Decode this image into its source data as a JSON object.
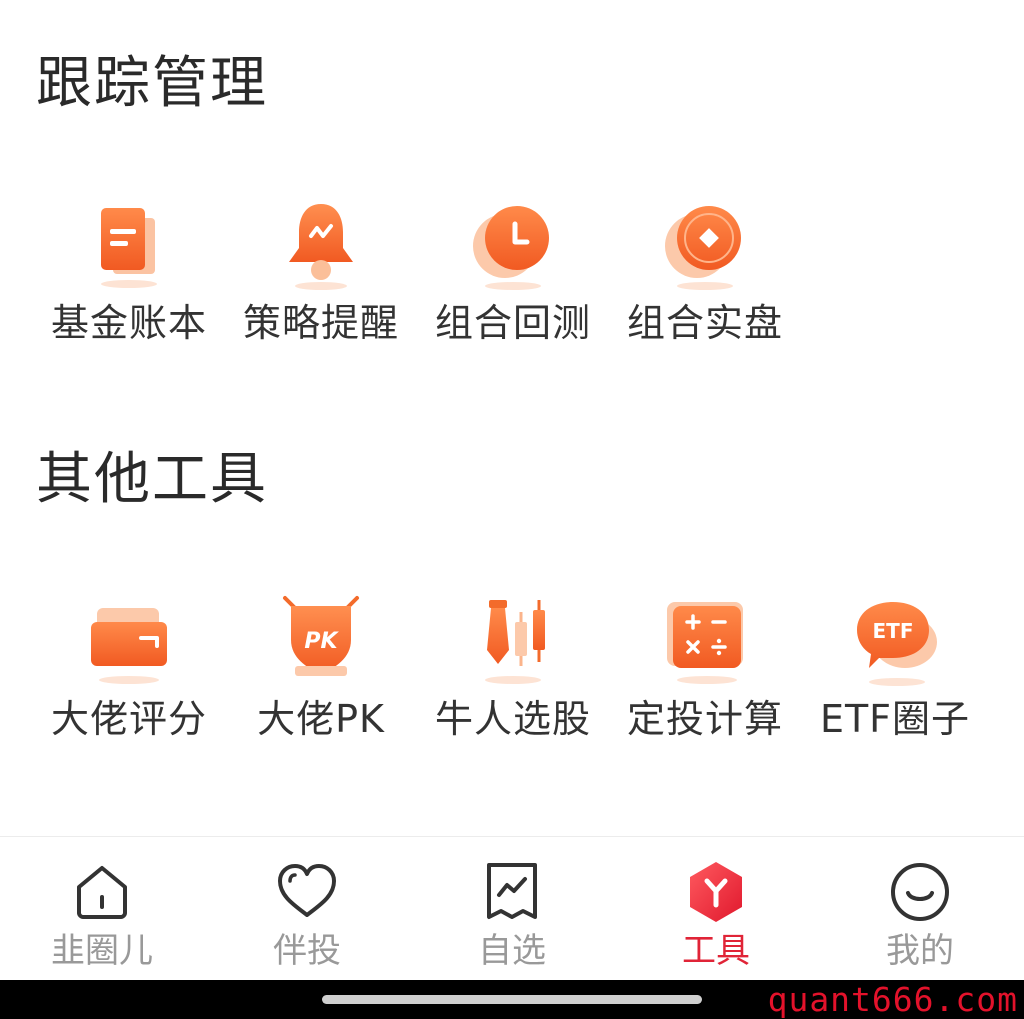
{
  "sections": {
    "tracking": {
      "title": "跟踪管理",
      "items": [
        {
          "label": "基金账本",
          "icon": "fund-ledger-icon"
        },
        {
          "label": "策略提醒",
          "icon": "bell-icon"
        },
        {
          "label": "组合回测",
          "icon": "clock-icon"
        },
        {
          "label": "组合实盘",
          "icon": "coin-icon"
        }
      ]
    },
    "other": {
      "title": "其他工具",
      "items": [
        {
          "label": "大佬评分",
          "icon": "wallet-card-icon"
        },
        {
          "label": "大佬PK",
          "icon": "pk-shield-icon"
        },
        {
          "label": "牛人选股",
          "icon": "tie-candlestick-icon"
        },
        {
          "label": "定投计算",
          "icon": "calculator-icon"
        },
        {
          "label": "ETF圈子",
          "icon": "etf-chat-icon"
        }
      ]
    }
  },
  "nav": {
    "items": [
      {
        "label": "韭圈儿",
        "icon": "home-icon",
        "active": false
      },
      {
        "label": "伴投",
        "icon": "heart-icon",
        "active": false
      },
      {
        "label": "自选",
        "icon": "chart-icon",
        "active": false
      },
      {
        "label": "工具",
        "icon": "tools-hexagon-icon",
        "active": true
      },
      {
        "label": "我的",
        "icon": "smile-icon",
        "active": false
      }
    ]
  },
  "watermark": "quant666.com",
  "colors": {
    "accent_orange": "#f36b2b",
    "light_orange": "#fbb48b",
    "active_red": "#e02437",
    "inactive_gray": "#999999"
  }
}
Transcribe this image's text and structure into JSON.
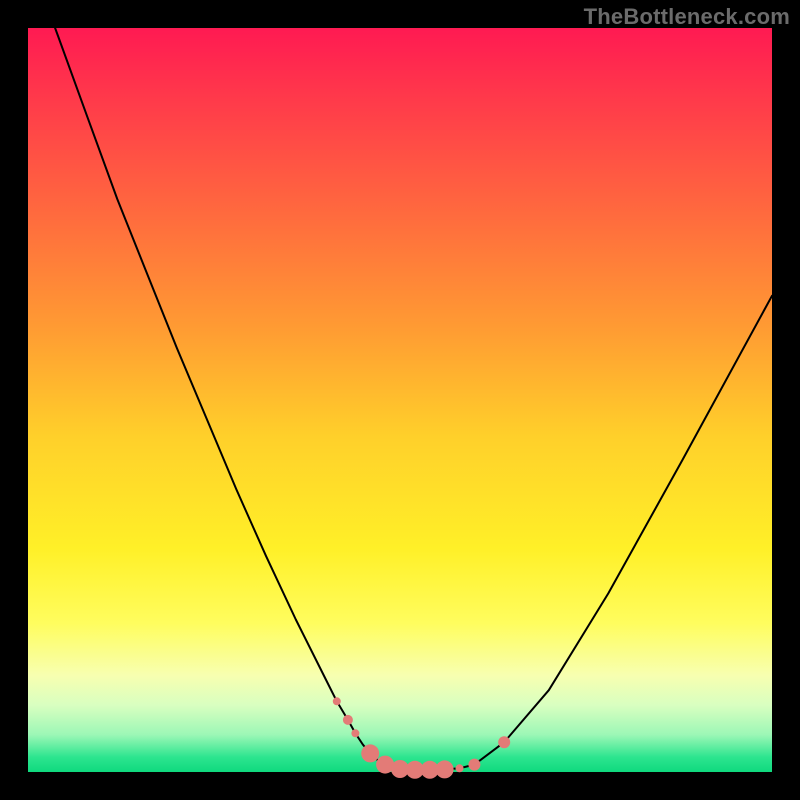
{
  "watermark": "TheBottleneck.com",
  "chart_data": {
    "type": "line",
    "title": "",
    "xlabel": "",
    "ylabel": "",
    "xlim": [
      0,
      100
    ],
    "ylim": [
      0,
      100
    ],
    "curve": {
      "name": "bottleneck-curve",
      "x": [
        0,
        4,
        8,
        12,
        16,
        20,
        24,
        28,
        32,
        36,
        40,
        41.5,
        43,
        44,
        45,
        46,
        47,
        48,
        49,
        50,
        52,
        54,
        56,
        58,
        60,
        64,
        70,
        78,
        88,
        100
      ],
      "y": [
        110,
        99,
        88,
        77,
        67,
        57,
        47.5,
        38,
        29,
        20.5,
        12.5,
        9.5,
        7,
        5.2,
        3.7,
        2.5,
        1.6,
        1,
        0.6,
        0.4,
        0.3,
        0.3,
        0.35,
        0.5,
        1,
        4,
        11,
        24,
        42,
        64
      ]
    },
    "points": {
      "name": "sample-points",
      "x": [
        41.5,
        43,
        44,
        46,
        48,
        50,
        52,
        54,
        56,
        58,
        60,
        64
      ],
      "y": [
        9.5,
        7,
        5.2,
        2.5,
        1,
        0.4,
        0.3,
        0.3,
        0.35,
        0.5,
        1,
        4
      ],
      "r": [
        4,
        5,
        4,
        9,
        9,
        9,
        9,
        9,
        9,
        4,
        6,
        6
      ]
    },
    "background_gradient": {
      "top_color": "#ff1a52",
      "mid_color": "#fff028",
      "bottom_color": "#0fd97e"
    }
  }
}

+--

### TASK DESCRIPTION
Search the records for the word "image", then list every line that has it.

### WRITTEN ANSWER
Decode this image into its source data as a JSON object.
Transcribe this image's text and structure into JSON.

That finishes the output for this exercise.